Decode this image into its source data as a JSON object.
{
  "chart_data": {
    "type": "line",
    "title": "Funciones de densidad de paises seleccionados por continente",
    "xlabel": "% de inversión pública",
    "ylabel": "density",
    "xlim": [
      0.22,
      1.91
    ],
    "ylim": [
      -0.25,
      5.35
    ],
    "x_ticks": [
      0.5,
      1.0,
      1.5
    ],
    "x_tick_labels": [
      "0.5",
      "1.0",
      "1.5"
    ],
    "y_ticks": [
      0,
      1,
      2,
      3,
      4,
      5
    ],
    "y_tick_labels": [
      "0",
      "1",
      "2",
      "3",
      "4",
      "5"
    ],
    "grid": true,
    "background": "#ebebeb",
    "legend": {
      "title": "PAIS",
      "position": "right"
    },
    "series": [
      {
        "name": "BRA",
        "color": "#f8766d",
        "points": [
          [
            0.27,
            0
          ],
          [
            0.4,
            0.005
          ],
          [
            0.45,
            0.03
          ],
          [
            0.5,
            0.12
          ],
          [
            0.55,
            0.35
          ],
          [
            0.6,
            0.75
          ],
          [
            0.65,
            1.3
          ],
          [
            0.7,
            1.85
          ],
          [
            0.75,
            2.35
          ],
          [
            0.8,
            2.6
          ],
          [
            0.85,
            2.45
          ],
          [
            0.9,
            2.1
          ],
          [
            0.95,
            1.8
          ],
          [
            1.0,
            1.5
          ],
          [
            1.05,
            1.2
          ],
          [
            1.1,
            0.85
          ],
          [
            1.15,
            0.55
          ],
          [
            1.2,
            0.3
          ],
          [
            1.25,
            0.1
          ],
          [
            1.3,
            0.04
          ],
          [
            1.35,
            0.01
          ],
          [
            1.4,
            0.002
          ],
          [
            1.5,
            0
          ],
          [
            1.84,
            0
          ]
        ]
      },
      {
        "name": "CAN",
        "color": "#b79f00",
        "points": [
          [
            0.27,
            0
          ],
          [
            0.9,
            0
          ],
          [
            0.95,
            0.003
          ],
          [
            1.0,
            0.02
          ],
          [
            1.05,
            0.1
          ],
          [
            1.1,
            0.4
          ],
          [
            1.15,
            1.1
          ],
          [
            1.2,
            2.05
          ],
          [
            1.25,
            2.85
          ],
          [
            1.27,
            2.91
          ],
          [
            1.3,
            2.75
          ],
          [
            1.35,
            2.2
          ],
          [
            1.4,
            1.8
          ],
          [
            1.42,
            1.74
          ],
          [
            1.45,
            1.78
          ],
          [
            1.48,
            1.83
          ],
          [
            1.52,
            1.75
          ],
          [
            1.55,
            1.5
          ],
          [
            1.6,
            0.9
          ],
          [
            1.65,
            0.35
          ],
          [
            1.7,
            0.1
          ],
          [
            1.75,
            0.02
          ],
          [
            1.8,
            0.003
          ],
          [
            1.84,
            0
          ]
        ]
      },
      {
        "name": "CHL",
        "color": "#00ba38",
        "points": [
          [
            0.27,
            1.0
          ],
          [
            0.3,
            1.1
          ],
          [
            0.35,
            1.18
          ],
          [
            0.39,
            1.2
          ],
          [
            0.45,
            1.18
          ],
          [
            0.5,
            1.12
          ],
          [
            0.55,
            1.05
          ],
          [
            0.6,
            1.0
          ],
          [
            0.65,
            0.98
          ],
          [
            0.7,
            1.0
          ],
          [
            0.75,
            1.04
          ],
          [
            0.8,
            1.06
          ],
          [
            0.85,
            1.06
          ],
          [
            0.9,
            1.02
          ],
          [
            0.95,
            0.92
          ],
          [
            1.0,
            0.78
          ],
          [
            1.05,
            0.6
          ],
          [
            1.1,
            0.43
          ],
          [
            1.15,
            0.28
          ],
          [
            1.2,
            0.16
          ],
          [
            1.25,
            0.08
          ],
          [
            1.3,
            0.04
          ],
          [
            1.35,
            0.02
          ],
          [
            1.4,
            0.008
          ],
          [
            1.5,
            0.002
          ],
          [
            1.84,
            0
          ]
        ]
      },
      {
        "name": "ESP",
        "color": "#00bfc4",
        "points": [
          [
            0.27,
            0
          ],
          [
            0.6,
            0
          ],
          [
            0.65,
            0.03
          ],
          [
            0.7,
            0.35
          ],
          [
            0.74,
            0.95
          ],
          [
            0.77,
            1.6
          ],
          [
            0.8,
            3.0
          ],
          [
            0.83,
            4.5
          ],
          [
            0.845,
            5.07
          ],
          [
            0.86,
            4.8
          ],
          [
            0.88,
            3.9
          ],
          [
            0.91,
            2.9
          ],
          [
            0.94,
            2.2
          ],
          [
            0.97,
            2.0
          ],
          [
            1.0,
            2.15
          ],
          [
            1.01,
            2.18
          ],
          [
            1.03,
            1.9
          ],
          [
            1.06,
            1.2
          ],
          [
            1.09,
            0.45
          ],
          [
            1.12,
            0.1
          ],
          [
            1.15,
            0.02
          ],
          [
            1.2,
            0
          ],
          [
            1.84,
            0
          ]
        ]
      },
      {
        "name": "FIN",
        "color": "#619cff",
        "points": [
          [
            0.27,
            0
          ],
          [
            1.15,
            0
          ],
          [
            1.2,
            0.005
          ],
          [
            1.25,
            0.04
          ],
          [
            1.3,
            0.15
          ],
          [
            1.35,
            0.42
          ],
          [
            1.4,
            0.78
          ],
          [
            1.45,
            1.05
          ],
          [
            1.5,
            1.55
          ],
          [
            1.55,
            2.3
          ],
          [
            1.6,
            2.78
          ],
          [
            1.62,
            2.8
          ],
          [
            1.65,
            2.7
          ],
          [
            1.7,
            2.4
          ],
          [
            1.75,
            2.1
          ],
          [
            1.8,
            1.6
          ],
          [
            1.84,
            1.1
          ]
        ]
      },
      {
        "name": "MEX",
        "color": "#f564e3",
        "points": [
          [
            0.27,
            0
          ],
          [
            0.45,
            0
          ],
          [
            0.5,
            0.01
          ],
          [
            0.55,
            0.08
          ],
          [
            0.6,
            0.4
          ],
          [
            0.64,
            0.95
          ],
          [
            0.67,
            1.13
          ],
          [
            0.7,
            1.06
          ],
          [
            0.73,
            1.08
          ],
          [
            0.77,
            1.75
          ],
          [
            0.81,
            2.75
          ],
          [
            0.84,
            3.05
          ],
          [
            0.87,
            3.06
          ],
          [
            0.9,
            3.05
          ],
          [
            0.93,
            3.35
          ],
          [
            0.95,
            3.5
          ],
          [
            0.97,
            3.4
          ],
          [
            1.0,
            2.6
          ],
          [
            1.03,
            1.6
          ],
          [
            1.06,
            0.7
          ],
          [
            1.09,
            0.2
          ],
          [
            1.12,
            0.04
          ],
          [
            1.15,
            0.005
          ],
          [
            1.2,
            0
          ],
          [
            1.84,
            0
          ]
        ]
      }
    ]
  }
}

+++

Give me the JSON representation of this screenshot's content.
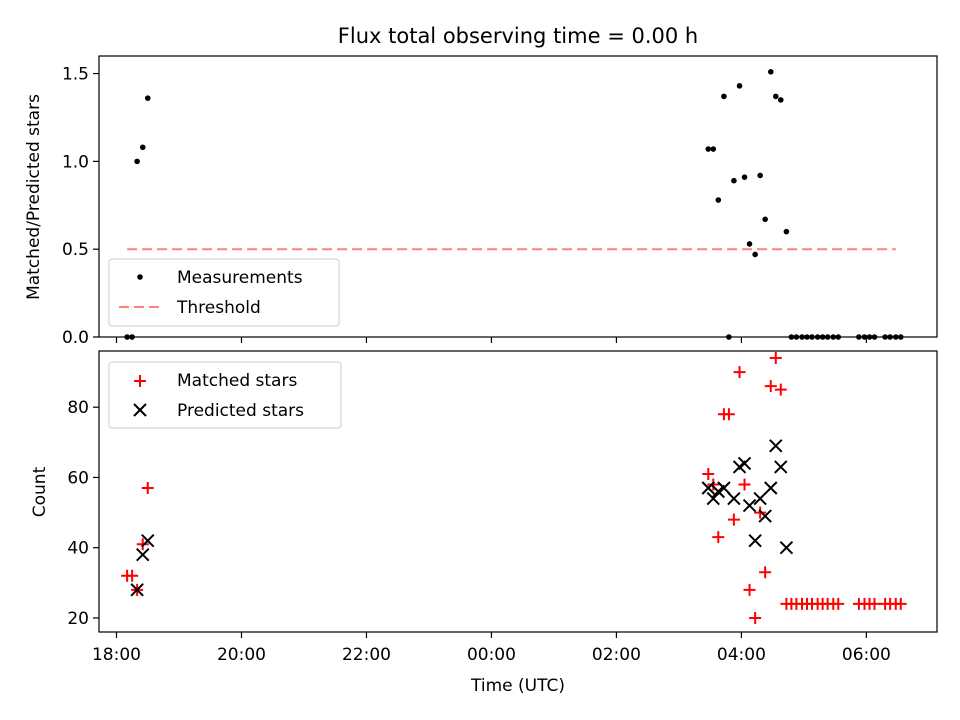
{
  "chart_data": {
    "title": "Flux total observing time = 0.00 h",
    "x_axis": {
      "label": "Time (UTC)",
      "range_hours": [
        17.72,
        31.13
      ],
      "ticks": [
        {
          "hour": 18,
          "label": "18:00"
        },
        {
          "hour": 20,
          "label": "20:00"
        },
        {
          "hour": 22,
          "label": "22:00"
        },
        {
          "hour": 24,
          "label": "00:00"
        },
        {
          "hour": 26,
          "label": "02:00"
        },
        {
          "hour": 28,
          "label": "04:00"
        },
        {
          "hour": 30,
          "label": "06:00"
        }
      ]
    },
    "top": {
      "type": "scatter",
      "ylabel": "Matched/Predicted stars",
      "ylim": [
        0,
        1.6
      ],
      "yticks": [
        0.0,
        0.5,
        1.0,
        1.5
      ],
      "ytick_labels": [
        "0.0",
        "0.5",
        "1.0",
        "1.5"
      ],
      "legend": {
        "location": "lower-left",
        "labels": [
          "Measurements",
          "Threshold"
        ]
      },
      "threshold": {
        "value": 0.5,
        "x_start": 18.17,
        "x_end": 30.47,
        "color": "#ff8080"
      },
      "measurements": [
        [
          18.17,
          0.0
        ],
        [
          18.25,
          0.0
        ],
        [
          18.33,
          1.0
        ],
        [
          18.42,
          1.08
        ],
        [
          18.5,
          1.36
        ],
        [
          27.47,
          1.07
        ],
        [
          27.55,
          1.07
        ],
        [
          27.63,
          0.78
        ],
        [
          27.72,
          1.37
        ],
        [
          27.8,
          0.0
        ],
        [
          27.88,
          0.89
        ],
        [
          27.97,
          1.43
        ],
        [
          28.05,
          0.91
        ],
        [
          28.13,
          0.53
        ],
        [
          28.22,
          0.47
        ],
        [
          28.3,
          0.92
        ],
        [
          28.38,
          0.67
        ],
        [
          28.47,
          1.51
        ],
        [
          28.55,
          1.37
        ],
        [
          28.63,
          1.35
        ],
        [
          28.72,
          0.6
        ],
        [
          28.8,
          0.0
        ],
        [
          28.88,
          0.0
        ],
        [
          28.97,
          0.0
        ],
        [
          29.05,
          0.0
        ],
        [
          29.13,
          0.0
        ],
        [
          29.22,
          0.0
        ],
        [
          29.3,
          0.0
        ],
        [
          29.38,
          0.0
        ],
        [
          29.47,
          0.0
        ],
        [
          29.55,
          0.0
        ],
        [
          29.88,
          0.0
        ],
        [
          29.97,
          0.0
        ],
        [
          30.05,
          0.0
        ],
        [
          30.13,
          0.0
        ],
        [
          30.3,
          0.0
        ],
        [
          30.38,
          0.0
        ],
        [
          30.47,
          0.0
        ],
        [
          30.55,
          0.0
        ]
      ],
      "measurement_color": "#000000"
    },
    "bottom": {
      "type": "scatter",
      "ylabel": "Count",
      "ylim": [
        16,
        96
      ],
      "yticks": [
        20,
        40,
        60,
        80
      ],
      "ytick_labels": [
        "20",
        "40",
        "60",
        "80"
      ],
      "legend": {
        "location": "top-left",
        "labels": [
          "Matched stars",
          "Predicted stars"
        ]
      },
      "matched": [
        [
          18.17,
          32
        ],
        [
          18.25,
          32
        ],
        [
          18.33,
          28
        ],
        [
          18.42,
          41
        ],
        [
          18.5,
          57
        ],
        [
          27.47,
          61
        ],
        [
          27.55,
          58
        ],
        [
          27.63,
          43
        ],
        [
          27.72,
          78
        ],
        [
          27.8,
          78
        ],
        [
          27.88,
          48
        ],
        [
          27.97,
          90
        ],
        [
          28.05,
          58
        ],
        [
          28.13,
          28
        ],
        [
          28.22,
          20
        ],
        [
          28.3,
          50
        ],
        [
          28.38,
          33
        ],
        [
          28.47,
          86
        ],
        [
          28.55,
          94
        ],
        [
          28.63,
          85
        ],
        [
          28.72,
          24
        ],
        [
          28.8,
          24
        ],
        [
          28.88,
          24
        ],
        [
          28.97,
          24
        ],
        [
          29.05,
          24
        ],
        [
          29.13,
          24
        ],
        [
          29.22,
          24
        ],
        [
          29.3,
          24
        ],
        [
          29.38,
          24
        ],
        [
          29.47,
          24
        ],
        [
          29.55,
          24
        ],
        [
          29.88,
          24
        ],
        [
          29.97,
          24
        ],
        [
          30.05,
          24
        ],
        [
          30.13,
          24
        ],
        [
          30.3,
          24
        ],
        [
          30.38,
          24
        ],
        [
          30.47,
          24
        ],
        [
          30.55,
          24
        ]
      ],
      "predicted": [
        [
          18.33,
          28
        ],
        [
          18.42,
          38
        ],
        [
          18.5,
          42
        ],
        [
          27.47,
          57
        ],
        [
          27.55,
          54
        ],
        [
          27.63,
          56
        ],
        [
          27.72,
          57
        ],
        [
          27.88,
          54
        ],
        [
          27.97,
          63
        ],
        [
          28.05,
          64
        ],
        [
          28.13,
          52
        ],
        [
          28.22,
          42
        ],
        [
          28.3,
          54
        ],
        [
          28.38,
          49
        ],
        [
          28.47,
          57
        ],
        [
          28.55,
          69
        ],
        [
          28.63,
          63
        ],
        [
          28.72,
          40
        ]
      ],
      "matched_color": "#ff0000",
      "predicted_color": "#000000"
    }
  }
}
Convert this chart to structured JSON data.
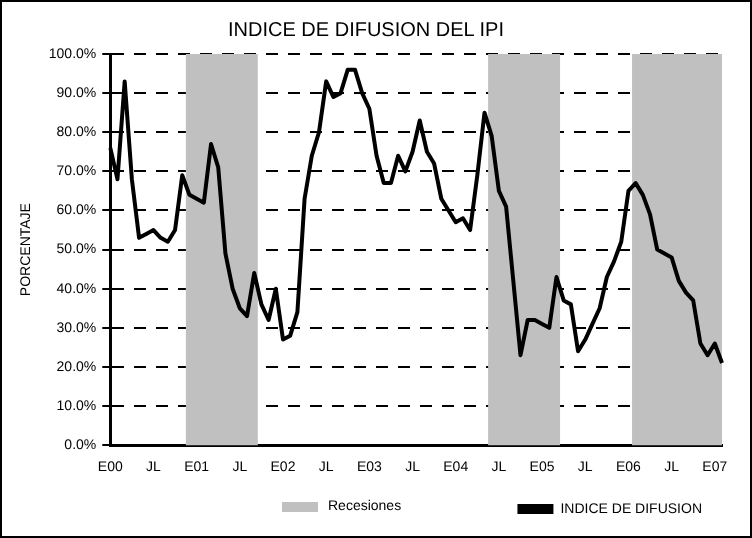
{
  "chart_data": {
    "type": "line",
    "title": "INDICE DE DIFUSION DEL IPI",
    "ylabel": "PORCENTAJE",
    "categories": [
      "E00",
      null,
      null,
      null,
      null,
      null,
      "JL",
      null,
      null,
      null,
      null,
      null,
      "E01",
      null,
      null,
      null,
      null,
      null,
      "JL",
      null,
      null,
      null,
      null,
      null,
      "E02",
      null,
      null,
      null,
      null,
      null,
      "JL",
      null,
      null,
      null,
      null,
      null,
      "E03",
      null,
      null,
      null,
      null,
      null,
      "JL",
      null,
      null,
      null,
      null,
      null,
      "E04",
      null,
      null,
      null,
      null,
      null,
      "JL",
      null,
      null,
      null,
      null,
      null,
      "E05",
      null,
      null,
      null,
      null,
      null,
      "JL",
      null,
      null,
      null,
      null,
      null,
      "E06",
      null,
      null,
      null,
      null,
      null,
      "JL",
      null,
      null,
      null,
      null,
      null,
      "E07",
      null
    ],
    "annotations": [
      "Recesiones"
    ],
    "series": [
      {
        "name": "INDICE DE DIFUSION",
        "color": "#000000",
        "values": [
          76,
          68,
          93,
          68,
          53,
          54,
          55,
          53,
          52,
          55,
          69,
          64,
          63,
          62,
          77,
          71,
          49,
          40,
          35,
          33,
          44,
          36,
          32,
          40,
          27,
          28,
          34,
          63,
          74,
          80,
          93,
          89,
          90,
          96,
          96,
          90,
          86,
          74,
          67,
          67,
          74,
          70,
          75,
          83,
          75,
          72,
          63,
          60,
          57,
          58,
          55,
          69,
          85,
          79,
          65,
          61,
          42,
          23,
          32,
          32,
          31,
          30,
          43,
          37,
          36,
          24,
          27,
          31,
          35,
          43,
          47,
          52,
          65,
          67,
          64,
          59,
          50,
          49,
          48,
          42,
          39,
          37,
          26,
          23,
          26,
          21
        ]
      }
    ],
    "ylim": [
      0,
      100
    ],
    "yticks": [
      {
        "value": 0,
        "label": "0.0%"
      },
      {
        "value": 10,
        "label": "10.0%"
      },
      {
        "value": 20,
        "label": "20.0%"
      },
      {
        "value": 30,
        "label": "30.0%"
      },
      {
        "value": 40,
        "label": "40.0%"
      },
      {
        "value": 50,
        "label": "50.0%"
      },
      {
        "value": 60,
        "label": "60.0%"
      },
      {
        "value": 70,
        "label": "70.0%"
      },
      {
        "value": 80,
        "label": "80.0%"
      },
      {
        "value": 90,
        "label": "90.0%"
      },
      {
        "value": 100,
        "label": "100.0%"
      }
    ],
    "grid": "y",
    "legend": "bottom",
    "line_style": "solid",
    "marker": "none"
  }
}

+++

Exercise task:
In the entries above, identify every line with the string "this".

The solution:
Decode this image into its source data as a JSON object.
Give me the JSON representation of this screenshot's content.
Convert this chart to structured JSON data.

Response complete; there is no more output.